Task to carry out: Output the material below in full, exactly as it is.

+ + + +

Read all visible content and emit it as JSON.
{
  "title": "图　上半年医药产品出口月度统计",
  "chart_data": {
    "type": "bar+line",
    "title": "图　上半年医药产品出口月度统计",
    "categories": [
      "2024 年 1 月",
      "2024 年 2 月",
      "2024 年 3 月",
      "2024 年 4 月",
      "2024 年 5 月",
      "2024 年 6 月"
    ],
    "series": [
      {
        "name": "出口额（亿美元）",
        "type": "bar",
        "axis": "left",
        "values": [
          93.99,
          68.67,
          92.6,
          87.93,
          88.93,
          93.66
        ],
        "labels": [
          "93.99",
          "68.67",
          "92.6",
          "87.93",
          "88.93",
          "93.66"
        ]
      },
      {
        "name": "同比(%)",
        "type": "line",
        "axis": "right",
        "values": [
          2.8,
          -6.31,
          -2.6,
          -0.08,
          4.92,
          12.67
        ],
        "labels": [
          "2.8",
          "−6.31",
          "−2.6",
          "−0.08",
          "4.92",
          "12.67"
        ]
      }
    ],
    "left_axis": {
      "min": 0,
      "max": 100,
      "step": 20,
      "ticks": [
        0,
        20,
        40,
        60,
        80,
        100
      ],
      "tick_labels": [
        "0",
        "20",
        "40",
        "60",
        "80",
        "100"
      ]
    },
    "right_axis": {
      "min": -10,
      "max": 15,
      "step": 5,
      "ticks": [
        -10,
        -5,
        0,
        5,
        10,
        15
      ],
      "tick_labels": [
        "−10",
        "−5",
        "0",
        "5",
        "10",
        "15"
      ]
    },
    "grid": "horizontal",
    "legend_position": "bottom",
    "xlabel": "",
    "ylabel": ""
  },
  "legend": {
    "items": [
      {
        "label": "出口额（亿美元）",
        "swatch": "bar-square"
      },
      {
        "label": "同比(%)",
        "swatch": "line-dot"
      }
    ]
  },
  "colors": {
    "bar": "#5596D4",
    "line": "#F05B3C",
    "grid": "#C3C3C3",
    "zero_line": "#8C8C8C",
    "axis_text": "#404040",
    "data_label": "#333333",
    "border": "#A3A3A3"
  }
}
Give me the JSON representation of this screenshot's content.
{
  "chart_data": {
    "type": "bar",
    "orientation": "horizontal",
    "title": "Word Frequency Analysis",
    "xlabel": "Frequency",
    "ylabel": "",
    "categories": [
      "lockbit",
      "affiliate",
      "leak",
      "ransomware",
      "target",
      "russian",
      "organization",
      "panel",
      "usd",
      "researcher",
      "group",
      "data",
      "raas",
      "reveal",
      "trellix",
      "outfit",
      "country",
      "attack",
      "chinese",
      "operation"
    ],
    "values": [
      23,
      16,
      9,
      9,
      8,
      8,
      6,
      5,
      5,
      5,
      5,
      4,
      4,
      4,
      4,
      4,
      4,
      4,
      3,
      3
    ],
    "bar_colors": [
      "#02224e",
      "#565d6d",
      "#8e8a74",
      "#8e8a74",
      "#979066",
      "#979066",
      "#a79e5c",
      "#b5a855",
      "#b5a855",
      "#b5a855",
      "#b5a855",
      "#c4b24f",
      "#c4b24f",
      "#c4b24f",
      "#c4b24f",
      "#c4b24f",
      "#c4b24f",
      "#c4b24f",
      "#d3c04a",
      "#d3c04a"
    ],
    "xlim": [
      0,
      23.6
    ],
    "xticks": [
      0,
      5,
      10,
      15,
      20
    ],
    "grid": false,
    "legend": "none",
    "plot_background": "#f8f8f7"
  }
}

+ + + +

Worked solution:
Read all visible content and emit it as JSON.
{
  "title": "图　上半年医药产品出口月度统计",
  "chart_data": {
    "type": "bar+line",
    "title": "图　上半年医药产品出口月度统计",
    "categories": [
      "2024 年 1 月",
      "2024 年 2 月",
      "2024 年 3 月",
      "2024 年 4 月",
      "2024 年 5 月",
      "2024 年 6 月"
    ],
    "series": [
      {
        "name": "出口额（亿美元）",
        "type": "bar",
        "axis": "left",
        "values": [
          93.99,
          68.67,
          92.6,
          87.93,
          88.93,
          93.66
        ],
        "labels": [
          "93.99",
          "68.67",
          "92.6",
          "87.93",
          "88.93",
          "93.66"
        ]
      },
      {
        "name": "同比(%)",
        "type": "line",
        "axis": "right",
        "values": [
          2.8,
          -6.31,
          -2.6,
          -0.08,
          4.92,
          12.67
        ],
        "labels": [
          "2.8",
          "−6.31",
          "−2.6",
          "−0.08",
          "4.92",
          "12.67"
        ]
      }
    ],
    "left_axis": {
      "min": 0,
      "max": 100,
      "step": 20,
      "ticks": [
        0,
        20,
        40,
        60,
        80,
        100
      ],
      "tick_labels": [
        "0",
        "20",
        "40",
        "60",
        "80",
        "100"
      ]
    },
    "right_axis": {
      "min": -10,
      "max": 15,
      "step": 5,
      "ticks": [
        -10,
        -5,
        0,
        5,
        10,
        15
      ],
      "tick_labels": [
        "−10",
        "−5",
        "0",
        "5",
        "10",
        "15"
      ]
    },
    "grid": "horizontal",
    "legend_position": "bottom",
    "xlabel": "",
    "ylabel": ""
  },
  "legend": {
    "items": [
      {
        "label": "出口额（亿美元）",
        "swatch": "bar-square"
      },
      {
        "label": "同比(%)",
        "swatch": "line-dot"
      }
    ]
  },
  "colors": {
    "bar": "#5596D4",
    "line": "#F05B3C",
    "grid": "#C3C3C3",
    "zero_line": "#8C8C8C",
    "axis_text": "#404040",
    "data_label": "#333333",
    "border": "#A3A3A3"
  }
}
Give me the JSON representation of this screenshot's content.
{
  "chart_data": {
    "type": "bar",
    "orientation": "horizontal",
    "title": "Word Frequency Analysis",
    "xlabel": "Frequency",
    "ylabel": "",
    "categories": [
      "lockbit",
      "affiliate",
      "leak",
      "ransomware",
      "target",
      "russian",
      "organization",
      "panel",
      "usd",
      "researcher",
      "group",
      "data",
      "raas",
      "reveal",
      "trellix",
      "outfit",
      "country",
      "attack",
      "chinese",
      "operation"
    ],
    "values": [
      23,
      16,
      9,
      9,
      8,
      8,
      6,
      5,
      5,
      5,
      5,
      4,
      4,
      4,
      4,
      4,
      4,
      4,
      3,
      3
    ],
    "bar_colors": [
      "#02224e",
      "#565d6d",
      "#8e8a74",
      "#8e8a74",
      "#979066",
      "#979066",
      "#a79e5c",
      "#b5a855",
      "#b5a855",
      "#b5a855",
      "#b5a855",
      "#c4b24f",
      "#c4b24f",
      "#c4b24f",
      "#c4b24f",
      "#c4b24f",
      "#c4b24f",
      "#c4b24f",
      "#d3c04a",
      "#d3c04a"
    ],
    "xlim": [
      0,
      23.6
    ],
    "xticks": [
      0,
      5,
      10,
      15,
      20
    ],
    "grid": false,
    "legend": "none",
    "plot_background": "#f8f8f7"
  }
}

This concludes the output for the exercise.